Desafio A
Nas linhas dos dados, começando pela linha que contém "- nav-item-top: Top: [1176, 2, 1275, 30]" e prosseguindo até à linha que contém "- close-button[interactable]: [1708, 96, 1768, 156]", substitua "chevron-down-icon" por "arrow-down-icon" e transcreva apenas essas linhas, mantendo tudo o resto inalterado.

Texto fornecido
O Papa Francisco
recebeu, no dia 21, na Sala Clementina para as tradicionais felicitações de
Natal, os seus colaboradores mais próximos da Cúria Romana. Falou do Natal e
das mudanças na Cúria Romana.
Do Natal disse, entre outras coisas, citando um místico do
nosso tempo (o monge
egípcio do século XX, Matta el Meskin – Mateus, o pobre), que “o nascimento de Cristo é
o testemunho mais forte e eloquente de quanto Deus amou o homem”. Amou-o com um
amor pessoal. É por isso que tomou um corpo humano, ao qual Se uniu e assumiu
para sempre. “O nascimento de Cristo é, em si mesmo, uma “aliança de amor”
estipulada para sempre entre Deus e o homem”. E, pegando em palavras de
São Clemente de Alexandria, afirmou:
“Para isto Ele [Cristo] desceu; para isto Se revestiu de humanidade;
para isto sofreu voluntariamente o que padecem os homens, para que, depois de
Se ter confrontado com a nossa fraqueza que amou, pudesse em troca confrontar-nos
com a sua força.”.
Antes de
levar o discurso ao ponto que lhe está no coração, o Pontífice convidou os
presentes a sintonizarem-se numa convicção que lhe subjaz e o acompanha desde o
início do magistério pontifical, ou seja: a época atual “não é simplesmente uma
época de mudanças, mas é uma mudança de época”. E, acrescentando, que o
comportamento saudável é o de “se deixar interrogar pelos desafios do tempo
presente”, com discernimento e coragem, e não se deixar seduzir pela moda de
tudo mudar nem pela cómoda inércia de deixar tudo como é, observou:
“Muitas vezes vive-se uma mudança
limitando-se a vestir uma roupa nova, mas na realidade permanece-se como era
antes. Recordo a expressão enigmática que se lê num famoso romance italiano:
“Para que as coisas permaneçam iguais, é preciso que tudo mude.” (O
Leopardo, de Giuseppe Tomasi di Lampedusa).
Assim, deve
assumir-se a resposta ao desafio e vencer a inércia sem se deixar levar pela
onda apelante da moda, que pouco leva a mudar (só mudam as aparências).
Neste encontro
com a Cúria Romana para as felicitações natalinas de 2019, menos crítico do que
em anos anteriores, o Papa fala sobre as transformações em curso nas
instituições vaticanas, reiterando necessidades e objetivos dos novos dicastérios,
frisando que a mudança é para vencer rigidez e medos e anunciar melhor o
Evangelho para um mundo descristianizado.
Ora num mundo em contínua mudança, a Cúria Romana não
muda simplesmente para “seguir modas”. Na verdade, a Igreja vive o
desenvolvimento e o crescimento a partir da perspetiva de Deus e a história da
Bíblia é toda “um caminho marcado por começos e recomeços”. Era por isso que um
dos novos Santos, o Cardeal Newman, quando falava de “mudança” na realidade
queria dizer “conversão” e dizia do Natal:
“Este é o tempo da inocência, da
pureza, da mansidão, da alegria, da paz”.

Dados da tarefa
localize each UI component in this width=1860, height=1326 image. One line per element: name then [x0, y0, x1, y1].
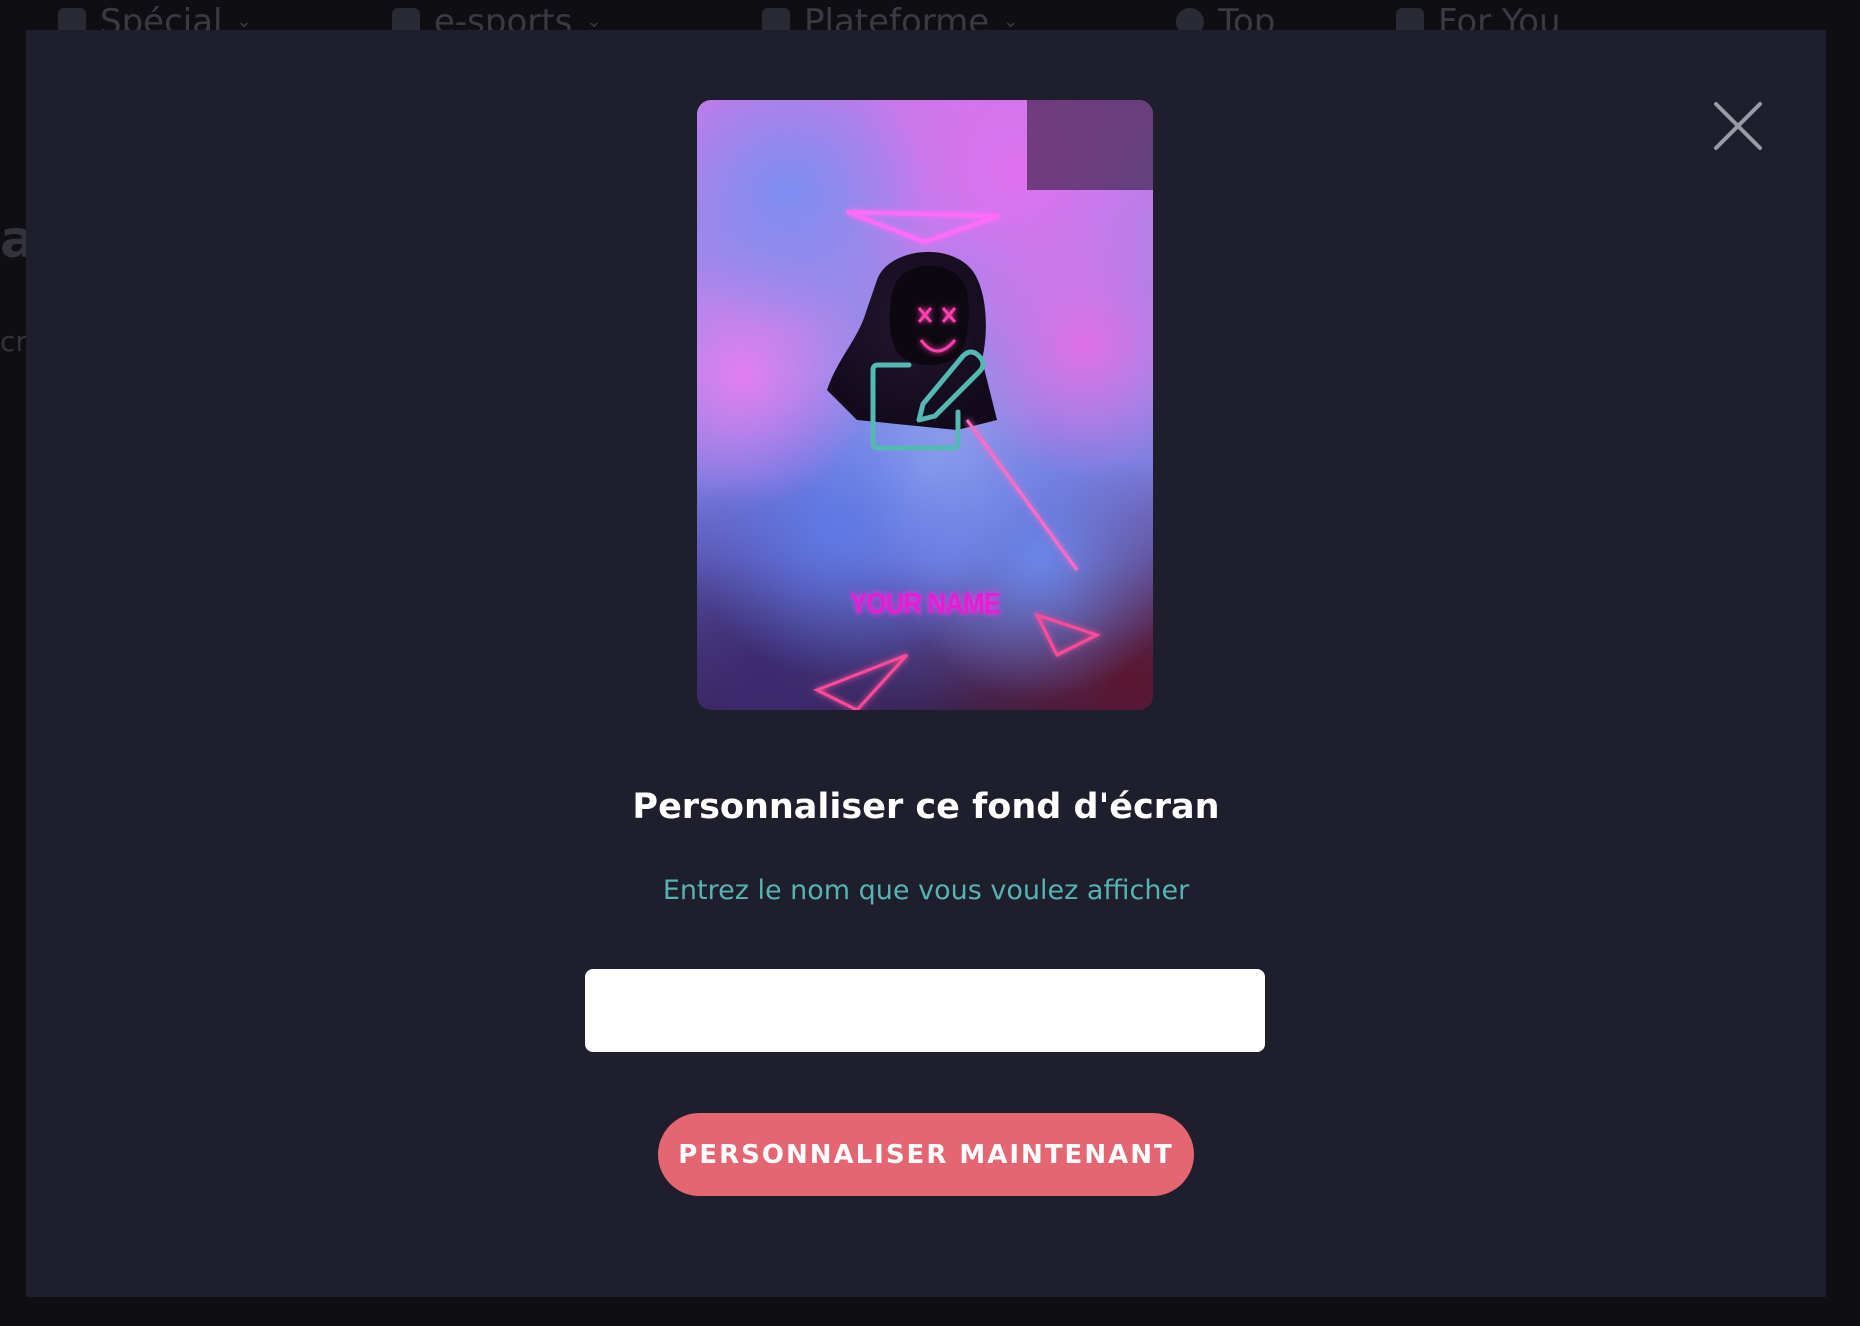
- nav-item-top: Top: [1176, 2, 1275, 30]
- wallpaper-preview[interactable]: YOUR NAME: [697, 100, 1153, 710]
- chevron-down-icon: ⌄: [586, 11, 602, 30]
- nav-item-label: For You: [1438, 2, 1561, 30]
- chevron-down-icon: ⌄: [236, 11, 252, 30]
- background-nav-bar: Spécial ⌄ e-sports ⌄ Plateforme ⌄ Top Fo…: [0, 0, 1860, 30]
- nav-item-for-you: For You: [1396, 2, 1561, 30]
- controller-icon: [392, 8, 420, 30]
- modal-subtitle: Entrez le nom que vous voulez afficher: [662, 875, 1190, 906]
- background-text-fragment: cr: [0, 325, 27, 358]
- nav-item-plateforme: Plateforme ⌄: [762, 2, 1018, 30]
- nav-item-label: e-sports: [434, 2, 573, 30]
- preview-name-text: YOUR NAME: [850, 585, 1001, 621]
- close-icon[interactable]: [1708, 96, 1768, 156]
- chevron-down-icon: ⌄: [1003, 11, 1019, 30]
- personalize-now-button[interactable]: PERSONNALISER MAINTENANT: [658, 1113, 1194, 1196]
- nav-item-label: Plateforme: [804, 2, 990, 30]
- name-input[interactable]: [585, 969, 1265, 1052]
- nav-item-special: Spécial ⌄: [58, 2, 252, 30]
- close-button[interactable]: [1708, 96, 1768, 156]
- sparkle-icon: [58, 8, 86, 30]
- device-icon: [762, 8, 790, 30]
- user-icon: [1396, 8, 1424, 30]
- nav-item-label: Top: [1218, 2, 1276, 30]
- nav-item-label: Spécial: [100, 2, 223, 30]
- nav-item-esports: e-sports ⌄: [392, 2, 601, 30]
- modal-title: Personnaliser ce fond d'écran: [632, 787, 1220, 827]
- trophy-icon: [1176, 8, 1204, 30]
- customize-wallpaper-modal: YOUR NAME Personnaliser ce fond d'écran …: [26, 30, 1826, 1297]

Desafio B
Prossiga o texto sobre os votos de Natal do Papa Francisco à Cúria Romana a partir do ponto em que termina.

Resposta escrita A
- nav-item-top: Top: [1176, 2, 1275, 30]
- wallpaper-preview[interactable]: YOUR NAME: [697, 100, 1153, 710]
- arrow-down-icon: ⌄: [586, 11, 602, 30]
- nav-item-label: For You: [1438, 2, 1561, 30]
- arrow-down-icon: ⌄: [236, 11, 252, 30]
- background-nav-bar: Spécial ⌄ e-sports ⌄ Plateforme ⌄ Top Fo…: [0, 0, 1860, 30]
- nav-item-for-you: For You: [1396, 2, 1561, 30]
- controller-icon: [392, 8, 420, 30]
- modal-subtitle: Entrez le nom que vous voulez afficher: [662, 875, 1190, 906]
- background-text-fragment: cr: [0, 325, 27, 358]
- nav-item-plateforme: Plateforme ⌄: [762, 2, 1018, 30]
- nav-item-label: e-sports: [434, 2, 573, 30]
- preview-name-text: YOUR NAME: [850, 585, 1001, 621]
- close-icon[interactable]: [1708, 96, 1768, 156]
- arrow-down-icon: ⌄: [1003, 11, 1019, 30]
- personalize-now-button[interactable]: PERSONNALISER MAINTENANT: [658, 1113, 1194, 1196]
- nav-item-label: Plateforme: [804, 2, 990, 30]
- name-input[interactable]: [585, 969, 1265, 1052]
- nav-item-special: Spécial ⌄: [58, 2, 252, 30]
- close-button[interactable]: [1708, 96, 1768, 156]

Resposta escrita B
A articulada
premissa do tema da reforma da Cúria Romana, no dizer do Bispo de Roma, “nunca
teve a presunção de fazer como se antes nada tivesse existido”, mas apostou no
contrário “em valorizar tudo o que foi feito de bom na complexa história da
Cúria”. É a evolução pertinente na continuidade da fidelidade (pois a
sadia tradição é garantia do futuro) que exige a
mudança de mentalidade e olhar, coração e escuta, atitude, métodos e técnicas
com vista a uma atividade mais centrada no essencial e acolhedora da liberdade
no acessório. É a conversão de fundo para a ação na visibilidade. E ensina o
Papa:
“É obrigatório valorizar a sua história [a
da Cúria] para construir um futuro que tenha bases sólidas, que tenha raízes e nos
possa levar a um futuro fecundo. Apelar-se à memória não quer dizer ancorar-se
na autoconservação, mas ‘reconvocar’ a vida e a vitalidade de um percurso em
contínuo desenvolvimento. A memória não é estática, é dinâmica. Por sua
natureza implica o movimento.”.
E Francisco
passa em revista “algumas novidades da organização curial, como a criação, no
final de 2017, da Terceira Seção da Secretaria de Estado (Secção para
os funcionários diplomatas da Santa Sé), juntamente
com outras mudanças nas “relações entre Cúria Romana e Igrejas particulares” e
na “estrutura de alguns Dicastérios, em particular o das Igrejas Orientais e
outros para o diálogo ecuménico e inter-religioso, nomeadamente com o
Judaísmo”. Mas foi principalmente a constatação – já evidente no tempo de São João
Paulo II e de Bento XVI – de um mundo que não é consciente do Evangelho como no
passado, a requerer profundas reestruturações de dicastérios históricos ou a
sugerir o nascimento de novos. Daí, como sabemos resultou a criação do
Pontifício Conselho para a Promoção da Nova Evangelização.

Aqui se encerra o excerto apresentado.